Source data
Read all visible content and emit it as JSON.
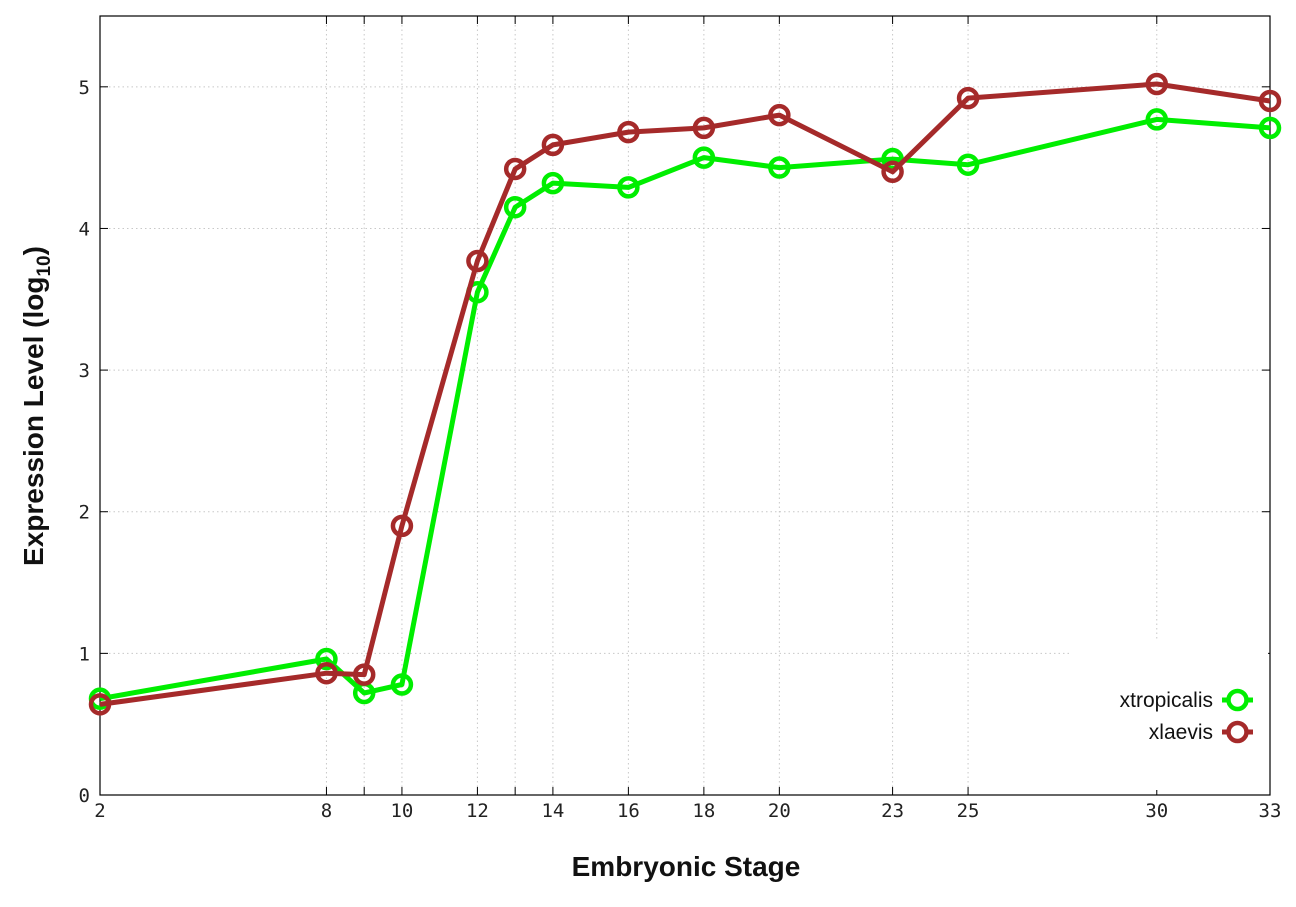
{
  "chart_data": {
    "type": "line",
    "xlabel": "Embryonic Stage",
    "ylabel": "Expression Level (log",
    "ylabel_sub": "10",
    "ylabel_close": ")",
    "x_categories": [
      "2",
      "8",
      "9",
      "10",
      "12",
      "13",
      "14",
      "16",
      "18",
      "20",
      "23",
      "25",
      "30",
      "33"
    ],
    "x_tick_labels": [
      "2",
      "8",
      "10",
      "12",
      "14",
      "16",
      "18",
      "20",
      "23",
      "25",
      "30",
      "33"
    ],
    "y_ticks": [
      "0",
      "1",
      "2",
      "3",
      "4",
      "5"
    ],
    "ylim": [
      0,
      5.5
    ],
    "grid": true,
    "legend_position": "bottom-right",
    "series": [
      {
        "name": "xtropicalis",
        "color": "#00ee00",
        "x": [
          2,
          8,
          9,
          10,
          12,
          13,
          14,
          16,
          18,
          20,
          23,
          25,
          30,
          33
        ],
        "values": [
          0.68,
          0.96,
          0.72,
          0.78,
          3.55,
          4.15,
          4.32,
          4.29,
          4.5,
          4.43,
          4.49,
          4.45,
          4.77,
          4.71
        ]
      },
      {
        "name": "xlaevis",
        "color": "#a52a2a",
        "x": [
          2,
          8,
          9,
          10,
          12,
          13,
          14,
          16,
          18,
          20,
          23,
          25,
          30,
          33
        ],
        "values": [
          0.64,
          0.86,
          0.85,
          1.9,
          3.77,
          4.42,
          4.59,
          4.68,
          4.71,
          4.8,
          4.4,
          4.92,
          5.02,
          4.9
        ]
      }
    ]
  }
}
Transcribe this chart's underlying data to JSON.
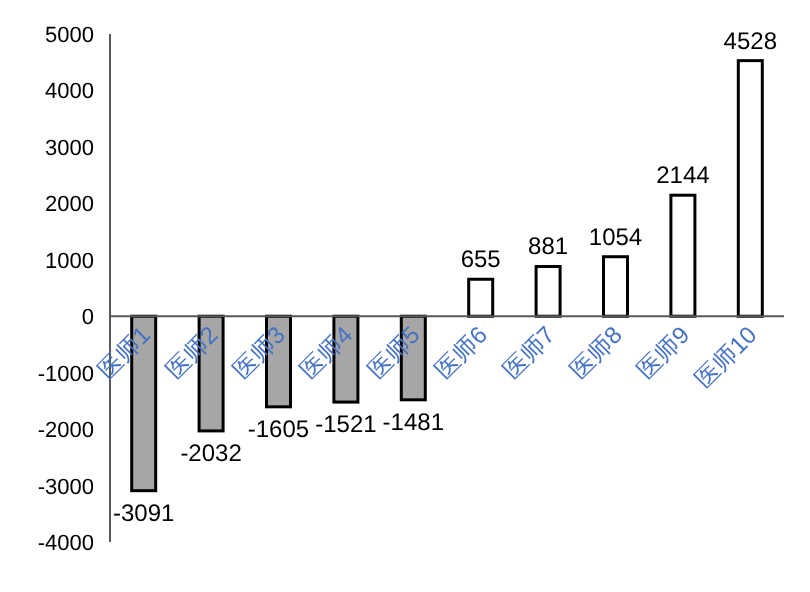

# EXERCISE OBJECTIVE
Copy the material above exactly and drop the pictures.

# FINAL RESULT
Read all visible content and emit it as JSON.
{
  "chart_data": {
    "type": "line",
    "xlabel": "Embryonic Stage",
    "ylabel": "Expression Level (log",
    "ylabel_sub": "10",
    "ylabel_close": ")",
    "x_categories": [
      "2",
      "8",
      "9",
      "10",
      "12",
      "13",
      "14",
      "16",
      "18",
      "20",
      "23",
      "25",
      "30",
      "33"
    ],
    "x_tick_labels": [
      "2",
      "8",
      "10",
      "12",
      "14",
      "16",
      "18",
      "20",
      "23",
      "25",
      "30",
      "33"
    ],
    "y_ticks": [
      "0",
      "1",
      "2",
      "3",
      "4",
      "5"
    ],
    "ylim": [
      0,
      5.5
    ],
    "grid": true,
    "legend_position": "bottom-right",
    "series": [
      {
        "name": "xtropicalis",
        "color": "#00ee00",
        "x": [
          2,
          8,
          9,
          10,
          12,
          13,
          14,
          16,
          18,
          20,
          23,
          25,
          30,
          33
        ],
        "values": [
          0.68,
          0.96,
          0.72,
          0.78,
          3.55,
          4.15,
          4.32,
          4.29,
          4.5,
          4.43,
          4.49,
          4.45,
          4.77,
          4.71
        ]
      },
      {
        "name": "xlaevis",
        "color": "#a52a2a",
        "x": [
          2,
          8,
          9,
          10,
          12,
          13,
          14,
          16,
          18,
          20,
          23,
          25,
          30,
          33
        ],
        "values": [
          0.64,
          0.86,
          0.85,
          1.9,
          3.77,
          4.42,
          4.59,
          4.68,
          4.71,
          4.8,
          4.4,
          4.92,
          5.02,
          4.9
        ]
      }
    ]
  }
}
Transcribe this chart's underlying data to JSON.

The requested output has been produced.